- TASK INSTRUCTIONS
Scan the records for the word "acceptable". Copy each line that includes it.
── RECORDS SUPPLIED ──
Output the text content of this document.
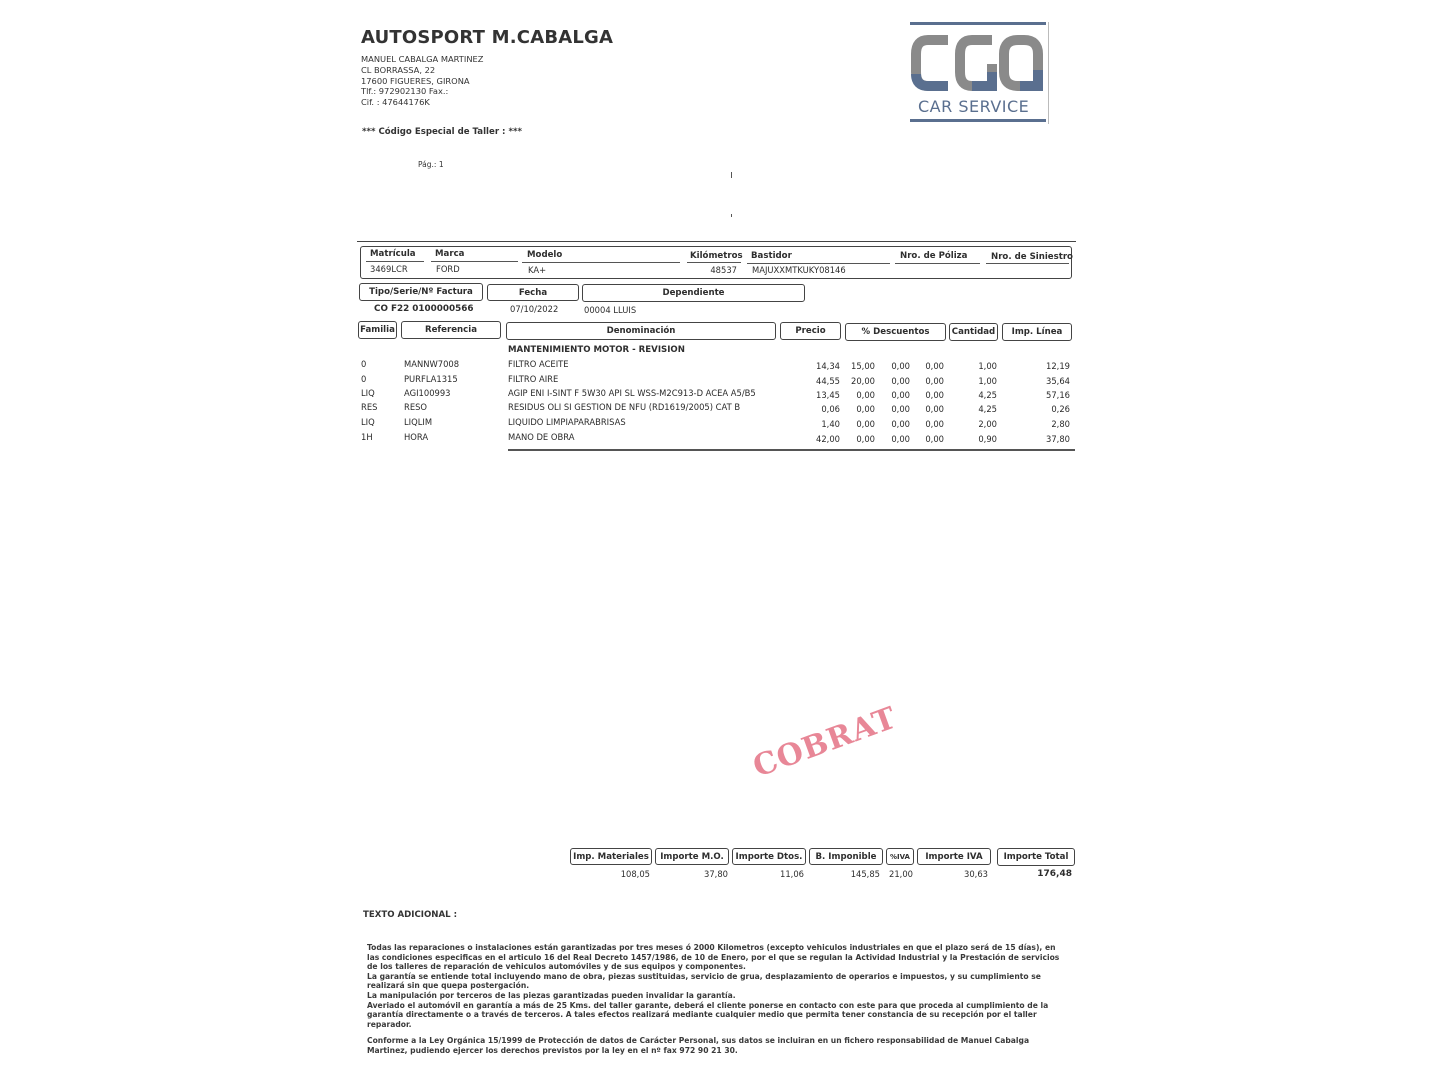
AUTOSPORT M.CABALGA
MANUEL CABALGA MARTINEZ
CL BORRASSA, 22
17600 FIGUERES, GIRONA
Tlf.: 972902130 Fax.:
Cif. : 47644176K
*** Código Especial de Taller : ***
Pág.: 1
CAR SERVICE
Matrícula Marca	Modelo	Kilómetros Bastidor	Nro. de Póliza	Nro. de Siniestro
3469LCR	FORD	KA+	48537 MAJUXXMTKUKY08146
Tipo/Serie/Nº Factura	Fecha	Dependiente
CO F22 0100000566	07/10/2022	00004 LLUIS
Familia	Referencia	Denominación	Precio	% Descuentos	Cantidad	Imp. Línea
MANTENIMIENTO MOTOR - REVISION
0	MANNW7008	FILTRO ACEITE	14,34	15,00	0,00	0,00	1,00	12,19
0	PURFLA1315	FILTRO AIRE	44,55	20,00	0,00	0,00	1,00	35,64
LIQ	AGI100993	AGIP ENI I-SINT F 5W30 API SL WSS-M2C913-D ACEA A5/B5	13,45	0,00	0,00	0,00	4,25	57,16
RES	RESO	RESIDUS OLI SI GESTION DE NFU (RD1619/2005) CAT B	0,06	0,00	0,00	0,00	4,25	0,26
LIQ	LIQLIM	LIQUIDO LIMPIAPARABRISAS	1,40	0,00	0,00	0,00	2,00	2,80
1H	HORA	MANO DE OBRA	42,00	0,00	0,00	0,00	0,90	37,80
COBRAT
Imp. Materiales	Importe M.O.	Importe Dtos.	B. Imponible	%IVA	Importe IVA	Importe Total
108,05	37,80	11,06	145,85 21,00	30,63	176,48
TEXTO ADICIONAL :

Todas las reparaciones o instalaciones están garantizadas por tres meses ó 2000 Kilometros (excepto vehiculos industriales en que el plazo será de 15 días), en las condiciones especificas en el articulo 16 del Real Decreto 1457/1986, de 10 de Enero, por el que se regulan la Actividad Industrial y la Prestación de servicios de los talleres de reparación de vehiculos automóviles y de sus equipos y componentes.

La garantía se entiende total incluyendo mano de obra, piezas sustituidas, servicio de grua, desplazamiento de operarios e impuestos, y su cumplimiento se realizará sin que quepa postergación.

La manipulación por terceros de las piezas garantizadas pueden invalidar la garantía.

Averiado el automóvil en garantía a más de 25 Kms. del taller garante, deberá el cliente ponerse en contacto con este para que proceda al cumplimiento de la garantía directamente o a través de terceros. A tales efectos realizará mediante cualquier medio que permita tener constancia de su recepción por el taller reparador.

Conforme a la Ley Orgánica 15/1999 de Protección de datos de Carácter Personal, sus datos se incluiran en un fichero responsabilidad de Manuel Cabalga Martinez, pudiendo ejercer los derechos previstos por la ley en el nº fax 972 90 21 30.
───
── RECORDS SUPPLIED ──
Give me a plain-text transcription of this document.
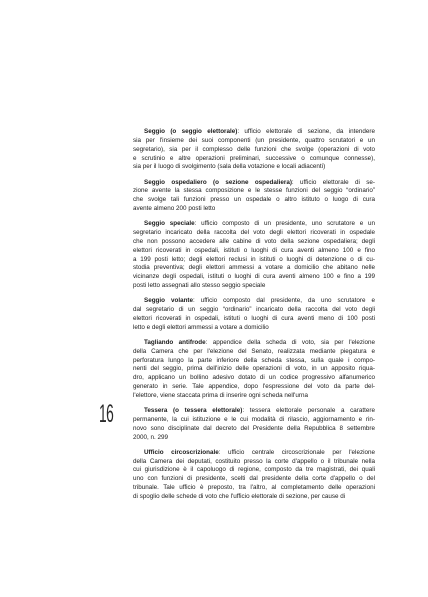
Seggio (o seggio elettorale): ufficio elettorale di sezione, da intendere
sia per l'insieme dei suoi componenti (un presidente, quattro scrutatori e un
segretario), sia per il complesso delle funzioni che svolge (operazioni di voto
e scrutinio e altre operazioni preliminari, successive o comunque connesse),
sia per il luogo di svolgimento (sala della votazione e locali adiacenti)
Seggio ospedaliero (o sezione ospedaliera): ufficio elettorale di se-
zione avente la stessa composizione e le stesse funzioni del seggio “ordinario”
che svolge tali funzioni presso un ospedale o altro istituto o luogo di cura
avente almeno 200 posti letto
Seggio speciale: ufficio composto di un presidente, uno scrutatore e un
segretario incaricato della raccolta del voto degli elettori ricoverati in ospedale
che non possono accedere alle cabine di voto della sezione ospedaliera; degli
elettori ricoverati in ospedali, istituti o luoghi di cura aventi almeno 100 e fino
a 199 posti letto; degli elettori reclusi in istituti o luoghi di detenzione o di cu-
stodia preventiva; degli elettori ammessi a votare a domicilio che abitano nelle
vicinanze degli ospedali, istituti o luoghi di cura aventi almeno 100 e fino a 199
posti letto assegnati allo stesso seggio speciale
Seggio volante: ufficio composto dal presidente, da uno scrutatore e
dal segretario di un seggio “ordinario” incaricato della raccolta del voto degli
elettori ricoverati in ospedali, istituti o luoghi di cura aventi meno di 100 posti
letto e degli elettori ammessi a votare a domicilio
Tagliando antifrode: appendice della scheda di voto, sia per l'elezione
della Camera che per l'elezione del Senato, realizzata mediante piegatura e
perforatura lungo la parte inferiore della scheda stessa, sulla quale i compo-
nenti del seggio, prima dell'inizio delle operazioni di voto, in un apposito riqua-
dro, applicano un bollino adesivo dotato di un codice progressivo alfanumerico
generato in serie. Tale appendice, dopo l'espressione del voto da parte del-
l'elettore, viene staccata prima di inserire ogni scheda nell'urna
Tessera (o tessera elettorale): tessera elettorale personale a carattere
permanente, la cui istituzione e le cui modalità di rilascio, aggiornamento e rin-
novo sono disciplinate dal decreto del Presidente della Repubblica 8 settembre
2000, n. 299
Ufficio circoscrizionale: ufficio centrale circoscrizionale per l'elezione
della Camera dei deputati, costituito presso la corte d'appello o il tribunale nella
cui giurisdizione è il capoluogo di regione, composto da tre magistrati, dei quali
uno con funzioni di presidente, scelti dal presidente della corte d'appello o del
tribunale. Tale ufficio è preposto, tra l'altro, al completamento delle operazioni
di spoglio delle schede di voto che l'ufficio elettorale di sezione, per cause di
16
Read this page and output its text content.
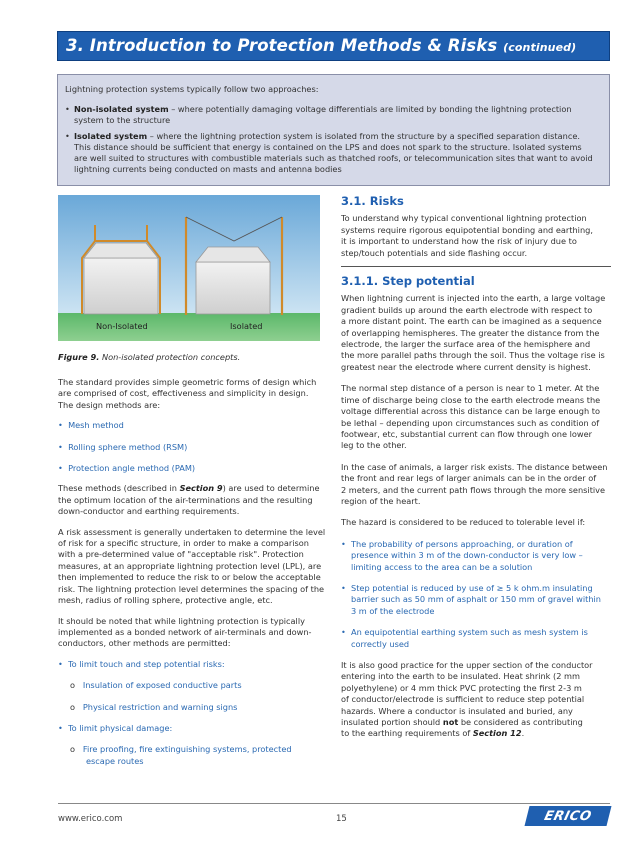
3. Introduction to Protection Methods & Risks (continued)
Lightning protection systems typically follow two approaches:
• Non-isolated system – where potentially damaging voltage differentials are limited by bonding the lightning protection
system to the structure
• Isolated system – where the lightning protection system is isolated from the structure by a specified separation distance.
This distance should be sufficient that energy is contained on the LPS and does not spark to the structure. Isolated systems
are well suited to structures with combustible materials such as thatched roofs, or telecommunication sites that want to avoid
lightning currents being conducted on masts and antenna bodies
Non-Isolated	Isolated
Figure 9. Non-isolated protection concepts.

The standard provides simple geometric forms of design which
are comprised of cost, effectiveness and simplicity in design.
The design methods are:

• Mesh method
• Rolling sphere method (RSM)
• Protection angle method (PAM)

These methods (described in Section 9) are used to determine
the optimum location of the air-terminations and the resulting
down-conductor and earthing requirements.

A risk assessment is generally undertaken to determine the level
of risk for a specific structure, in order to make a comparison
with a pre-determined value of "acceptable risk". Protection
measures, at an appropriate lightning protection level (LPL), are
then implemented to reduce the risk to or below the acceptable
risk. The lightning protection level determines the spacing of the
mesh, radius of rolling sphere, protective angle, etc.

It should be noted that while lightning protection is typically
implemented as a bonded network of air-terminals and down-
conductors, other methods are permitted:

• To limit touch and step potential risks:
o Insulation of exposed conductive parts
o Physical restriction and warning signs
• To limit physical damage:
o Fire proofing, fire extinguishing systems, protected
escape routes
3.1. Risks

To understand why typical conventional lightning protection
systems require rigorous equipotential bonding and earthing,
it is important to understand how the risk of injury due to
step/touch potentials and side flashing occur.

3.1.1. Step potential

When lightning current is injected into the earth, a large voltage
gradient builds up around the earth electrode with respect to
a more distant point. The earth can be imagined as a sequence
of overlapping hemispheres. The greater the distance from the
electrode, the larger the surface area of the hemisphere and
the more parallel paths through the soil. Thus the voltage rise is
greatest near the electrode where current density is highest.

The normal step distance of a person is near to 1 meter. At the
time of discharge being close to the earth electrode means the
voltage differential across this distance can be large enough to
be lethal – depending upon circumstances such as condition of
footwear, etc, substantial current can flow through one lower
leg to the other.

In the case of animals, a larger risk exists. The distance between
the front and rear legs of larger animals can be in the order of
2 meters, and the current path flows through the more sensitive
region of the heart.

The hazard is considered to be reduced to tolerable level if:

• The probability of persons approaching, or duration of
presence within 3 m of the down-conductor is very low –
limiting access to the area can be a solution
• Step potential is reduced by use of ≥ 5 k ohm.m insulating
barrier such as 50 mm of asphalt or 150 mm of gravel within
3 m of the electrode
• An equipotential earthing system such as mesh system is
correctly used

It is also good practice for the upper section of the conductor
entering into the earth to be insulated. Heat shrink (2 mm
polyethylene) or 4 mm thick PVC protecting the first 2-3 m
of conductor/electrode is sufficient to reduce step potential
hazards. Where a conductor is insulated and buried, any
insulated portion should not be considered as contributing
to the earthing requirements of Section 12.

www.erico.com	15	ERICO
───
- ANSWER
with a pre-determined value of "acceptable risk". Protection
then implemented to reduce the risk to or below the acceptable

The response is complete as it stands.